Identify all lines below that hold "color" and collect them.

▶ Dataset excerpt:
┌──

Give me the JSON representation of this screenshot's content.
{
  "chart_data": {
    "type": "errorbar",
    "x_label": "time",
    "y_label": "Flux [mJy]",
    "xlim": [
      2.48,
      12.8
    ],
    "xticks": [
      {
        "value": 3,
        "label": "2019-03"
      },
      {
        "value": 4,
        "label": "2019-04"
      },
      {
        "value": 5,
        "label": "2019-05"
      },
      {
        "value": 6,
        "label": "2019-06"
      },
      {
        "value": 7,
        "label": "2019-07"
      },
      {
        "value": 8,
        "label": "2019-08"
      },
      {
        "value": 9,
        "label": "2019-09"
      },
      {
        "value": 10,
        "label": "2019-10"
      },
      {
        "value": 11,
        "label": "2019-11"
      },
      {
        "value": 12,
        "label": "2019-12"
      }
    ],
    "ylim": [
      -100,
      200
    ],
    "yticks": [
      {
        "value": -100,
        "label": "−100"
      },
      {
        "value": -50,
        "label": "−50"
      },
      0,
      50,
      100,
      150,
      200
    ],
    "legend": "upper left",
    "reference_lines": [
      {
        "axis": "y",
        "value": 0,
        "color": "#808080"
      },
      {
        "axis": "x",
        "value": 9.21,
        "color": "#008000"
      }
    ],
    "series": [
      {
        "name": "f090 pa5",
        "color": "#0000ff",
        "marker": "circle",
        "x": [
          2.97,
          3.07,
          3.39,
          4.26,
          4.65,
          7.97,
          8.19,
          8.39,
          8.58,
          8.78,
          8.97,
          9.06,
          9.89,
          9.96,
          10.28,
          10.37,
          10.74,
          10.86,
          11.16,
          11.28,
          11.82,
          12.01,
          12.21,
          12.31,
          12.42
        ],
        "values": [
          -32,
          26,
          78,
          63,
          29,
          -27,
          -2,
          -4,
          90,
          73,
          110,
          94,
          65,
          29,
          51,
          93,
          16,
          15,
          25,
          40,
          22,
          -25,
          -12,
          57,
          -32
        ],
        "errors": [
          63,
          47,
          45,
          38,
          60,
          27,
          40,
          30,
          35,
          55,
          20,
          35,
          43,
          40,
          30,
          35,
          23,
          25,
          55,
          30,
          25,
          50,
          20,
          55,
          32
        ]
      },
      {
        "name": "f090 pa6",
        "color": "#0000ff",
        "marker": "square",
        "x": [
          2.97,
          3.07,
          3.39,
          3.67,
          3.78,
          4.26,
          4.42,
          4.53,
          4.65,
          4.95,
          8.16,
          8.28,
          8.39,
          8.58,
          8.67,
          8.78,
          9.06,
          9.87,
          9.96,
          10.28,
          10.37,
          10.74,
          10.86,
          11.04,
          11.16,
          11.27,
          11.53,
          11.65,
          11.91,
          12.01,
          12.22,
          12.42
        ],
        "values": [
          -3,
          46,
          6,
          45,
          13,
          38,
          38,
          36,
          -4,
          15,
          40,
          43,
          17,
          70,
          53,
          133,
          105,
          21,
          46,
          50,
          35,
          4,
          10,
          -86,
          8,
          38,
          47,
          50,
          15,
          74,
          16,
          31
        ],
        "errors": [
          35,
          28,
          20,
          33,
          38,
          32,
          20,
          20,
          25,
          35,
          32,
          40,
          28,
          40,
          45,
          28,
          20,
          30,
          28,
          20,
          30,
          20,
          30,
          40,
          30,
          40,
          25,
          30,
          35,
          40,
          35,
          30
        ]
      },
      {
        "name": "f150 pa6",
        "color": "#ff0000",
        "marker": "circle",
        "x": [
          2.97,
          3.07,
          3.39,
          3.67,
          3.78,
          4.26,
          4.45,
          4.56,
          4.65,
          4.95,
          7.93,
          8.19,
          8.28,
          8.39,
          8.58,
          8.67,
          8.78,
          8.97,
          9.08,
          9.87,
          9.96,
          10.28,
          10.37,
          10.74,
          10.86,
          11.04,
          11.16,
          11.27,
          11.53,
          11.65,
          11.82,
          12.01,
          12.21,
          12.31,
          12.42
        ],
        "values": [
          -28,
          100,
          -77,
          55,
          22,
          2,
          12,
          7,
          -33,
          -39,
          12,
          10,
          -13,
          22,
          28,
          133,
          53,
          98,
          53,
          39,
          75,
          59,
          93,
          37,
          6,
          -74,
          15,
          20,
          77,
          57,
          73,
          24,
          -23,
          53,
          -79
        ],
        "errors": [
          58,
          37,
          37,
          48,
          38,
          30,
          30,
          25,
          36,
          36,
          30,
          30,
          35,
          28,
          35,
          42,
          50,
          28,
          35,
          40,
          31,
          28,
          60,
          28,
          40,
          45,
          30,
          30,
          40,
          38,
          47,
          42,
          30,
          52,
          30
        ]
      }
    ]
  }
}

└──

▶ SOLUTION:
        "color": "#808080"
        "color": "#008000"
        "color": "#0000ff",
        "color": "#0000ff",
        "color": "#ff0000",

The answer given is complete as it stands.